▶ **The input**:
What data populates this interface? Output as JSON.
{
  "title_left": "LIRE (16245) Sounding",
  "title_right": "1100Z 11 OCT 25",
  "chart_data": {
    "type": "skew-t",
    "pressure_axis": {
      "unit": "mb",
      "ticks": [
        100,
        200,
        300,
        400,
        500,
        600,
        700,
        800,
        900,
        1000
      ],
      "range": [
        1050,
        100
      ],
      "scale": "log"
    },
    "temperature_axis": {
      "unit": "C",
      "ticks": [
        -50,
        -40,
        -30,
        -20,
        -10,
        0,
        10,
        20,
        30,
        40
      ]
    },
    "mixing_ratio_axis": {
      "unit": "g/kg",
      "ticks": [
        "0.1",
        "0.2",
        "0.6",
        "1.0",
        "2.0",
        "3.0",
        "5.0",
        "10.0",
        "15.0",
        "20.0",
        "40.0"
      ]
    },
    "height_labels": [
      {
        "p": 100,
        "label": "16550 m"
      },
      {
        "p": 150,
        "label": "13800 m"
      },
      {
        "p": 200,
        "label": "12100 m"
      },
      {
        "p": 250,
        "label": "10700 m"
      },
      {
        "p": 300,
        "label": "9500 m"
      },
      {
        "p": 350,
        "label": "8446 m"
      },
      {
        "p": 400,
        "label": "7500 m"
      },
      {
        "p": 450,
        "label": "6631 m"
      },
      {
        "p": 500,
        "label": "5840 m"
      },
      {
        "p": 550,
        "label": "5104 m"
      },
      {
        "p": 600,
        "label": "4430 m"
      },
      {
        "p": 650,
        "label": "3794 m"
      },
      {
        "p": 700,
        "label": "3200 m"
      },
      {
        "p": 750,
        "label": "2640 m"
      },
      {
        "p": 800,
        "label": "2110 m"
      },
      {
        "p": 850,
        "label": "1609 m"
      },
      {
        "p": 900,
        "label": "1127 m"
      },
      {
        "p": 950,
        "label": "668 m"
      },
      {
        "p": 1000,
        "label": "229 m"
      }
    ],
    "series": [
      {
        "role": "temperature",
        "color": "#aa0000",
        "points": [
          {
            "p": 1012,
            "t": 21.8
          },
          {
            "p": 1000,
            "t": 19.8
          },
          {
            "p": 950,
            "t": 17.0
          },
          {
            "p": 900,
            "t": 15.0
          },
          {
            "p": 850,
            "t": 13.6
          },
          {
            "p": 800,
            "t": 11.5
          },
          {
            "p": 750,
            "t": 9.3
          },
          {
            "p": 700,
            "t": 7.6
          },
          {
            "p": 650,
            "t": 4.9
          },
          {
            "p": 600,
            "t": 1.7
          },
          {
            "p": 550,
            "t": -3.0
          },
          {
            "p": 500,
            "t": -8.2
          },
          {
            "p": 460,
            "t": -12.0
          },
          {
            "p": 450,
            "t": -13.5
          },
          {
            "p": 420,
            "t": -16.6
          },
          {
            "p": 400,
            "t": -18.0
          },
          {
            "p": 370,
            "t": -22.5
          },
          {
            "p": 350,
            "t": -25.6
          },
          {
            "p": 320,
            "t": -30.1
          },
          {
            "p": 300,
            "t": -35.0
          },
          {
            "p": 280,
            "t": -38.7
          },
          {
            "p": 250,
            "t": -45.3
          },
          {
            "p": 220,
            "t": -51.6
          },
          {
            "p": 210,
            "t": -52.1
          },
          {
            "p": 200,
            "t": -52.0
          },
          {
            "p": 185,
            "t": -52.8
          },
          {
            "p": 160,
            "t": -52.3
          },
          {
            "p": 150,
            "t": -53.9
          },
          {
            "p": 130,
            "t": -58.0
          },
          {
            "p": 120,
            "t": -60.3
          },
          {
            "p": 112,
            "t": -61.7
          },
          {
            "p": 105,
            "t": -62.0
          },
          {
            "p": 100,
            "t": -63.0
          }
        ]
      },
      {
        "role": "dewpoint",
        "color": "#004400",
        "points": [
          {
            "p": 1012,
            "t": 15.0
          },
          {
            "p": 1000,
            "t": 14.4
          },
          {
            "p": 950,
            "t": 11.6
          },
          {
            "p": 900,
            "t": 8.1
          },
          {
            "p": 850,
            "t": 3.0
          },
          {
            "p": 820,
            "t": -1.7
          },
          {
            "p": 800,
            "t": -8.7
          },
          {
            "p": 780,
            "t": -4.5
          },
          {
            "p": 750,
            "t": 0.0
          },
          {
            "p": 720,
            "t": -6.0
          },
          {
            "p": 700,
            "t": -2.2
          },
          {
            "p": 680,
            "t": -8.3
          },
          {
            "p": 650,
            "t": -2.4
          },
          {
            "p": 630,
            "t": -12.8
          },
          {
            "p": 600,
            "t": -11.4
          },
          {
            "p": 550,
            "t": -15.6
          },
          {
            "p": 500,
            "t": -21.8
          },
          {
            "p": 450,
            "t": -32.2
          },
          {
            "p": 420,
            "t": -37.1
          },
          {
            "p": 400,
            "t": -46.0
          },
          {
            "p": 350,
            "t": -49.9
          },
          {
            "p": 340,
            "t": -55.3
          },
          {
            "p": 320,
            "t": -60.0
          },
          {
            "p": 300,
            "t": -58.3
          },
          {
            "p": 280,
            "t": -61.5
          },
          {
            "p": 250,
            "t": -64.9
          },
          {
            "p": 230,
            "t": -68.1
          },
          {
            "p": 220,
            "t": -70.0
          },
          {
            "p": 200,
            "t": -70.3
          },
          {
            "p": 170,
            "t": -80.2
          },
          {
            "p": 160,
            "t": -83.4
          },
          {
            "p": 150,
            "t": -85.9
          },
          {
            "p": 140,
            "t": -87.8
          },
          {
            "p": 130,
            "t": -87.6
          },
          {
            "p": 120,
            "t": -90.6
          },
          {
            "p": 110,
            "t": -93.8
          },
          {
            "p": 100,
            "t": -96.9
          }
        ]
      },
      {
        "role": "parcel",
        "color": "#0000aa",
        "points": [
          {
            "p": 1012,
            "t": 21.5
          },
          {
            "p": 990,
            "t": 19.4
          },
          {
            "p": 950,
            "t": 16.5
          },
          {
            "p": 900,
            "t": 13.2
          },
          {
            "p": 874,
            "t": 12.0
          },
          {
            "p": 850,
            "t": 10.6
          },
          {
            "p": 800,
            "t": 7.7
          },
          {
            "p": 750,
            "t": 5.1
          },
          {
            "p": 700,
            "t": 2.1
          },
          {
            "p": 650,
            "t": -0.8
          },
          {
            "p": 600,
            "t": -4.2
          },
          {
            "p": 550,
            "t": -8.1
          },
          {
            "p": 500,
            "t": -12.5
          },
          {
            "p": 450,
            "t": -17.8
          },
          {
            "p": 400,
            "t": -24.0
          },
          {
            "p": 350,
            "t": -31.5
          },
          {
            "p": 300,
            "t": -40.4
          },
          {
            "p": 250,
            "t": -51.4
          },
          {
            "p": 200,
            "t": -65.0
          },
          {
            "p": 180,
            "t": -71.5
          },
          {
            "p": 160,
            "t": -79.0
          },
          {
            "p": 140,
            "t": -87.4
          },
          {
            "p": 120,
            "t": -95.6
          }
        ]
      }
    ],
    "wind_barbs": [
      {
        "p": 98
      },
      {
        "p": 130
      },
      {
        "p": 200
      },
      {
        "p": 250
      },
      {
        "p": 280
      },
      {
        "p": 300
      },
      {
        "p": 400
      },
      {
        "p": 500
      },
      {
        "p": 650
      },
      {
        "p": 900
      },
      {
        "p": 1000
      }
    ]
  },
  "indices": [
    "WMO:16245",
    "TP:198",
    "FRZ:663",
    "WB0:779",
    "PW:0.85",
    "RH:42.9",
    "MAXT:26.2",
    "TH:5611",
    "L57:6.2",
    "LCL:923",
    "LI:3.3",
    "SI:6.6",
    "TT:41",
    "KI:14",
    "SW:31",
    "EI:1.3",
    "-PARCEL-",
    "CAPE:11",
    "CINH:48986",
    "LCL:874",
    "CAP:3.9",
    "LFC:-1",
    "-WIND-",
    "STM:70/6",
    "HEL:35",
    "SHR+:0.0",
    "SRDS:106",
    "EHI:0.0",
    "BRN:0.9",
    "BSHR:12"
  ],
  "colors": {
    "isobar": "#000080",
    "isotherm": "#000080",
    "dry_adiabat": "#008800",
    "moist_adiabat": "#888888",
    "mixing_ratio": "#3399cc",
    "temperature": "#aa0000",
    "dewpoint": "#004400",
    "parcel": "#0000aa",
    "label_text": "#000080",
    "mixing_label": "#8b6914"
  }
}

▶ **Objective**:
Where does the word "role" appear? Return each line that holds it.

▶ **Correct output**:
        "role": "temperature",
        "role": "dewpoint",
        "role": "parcel",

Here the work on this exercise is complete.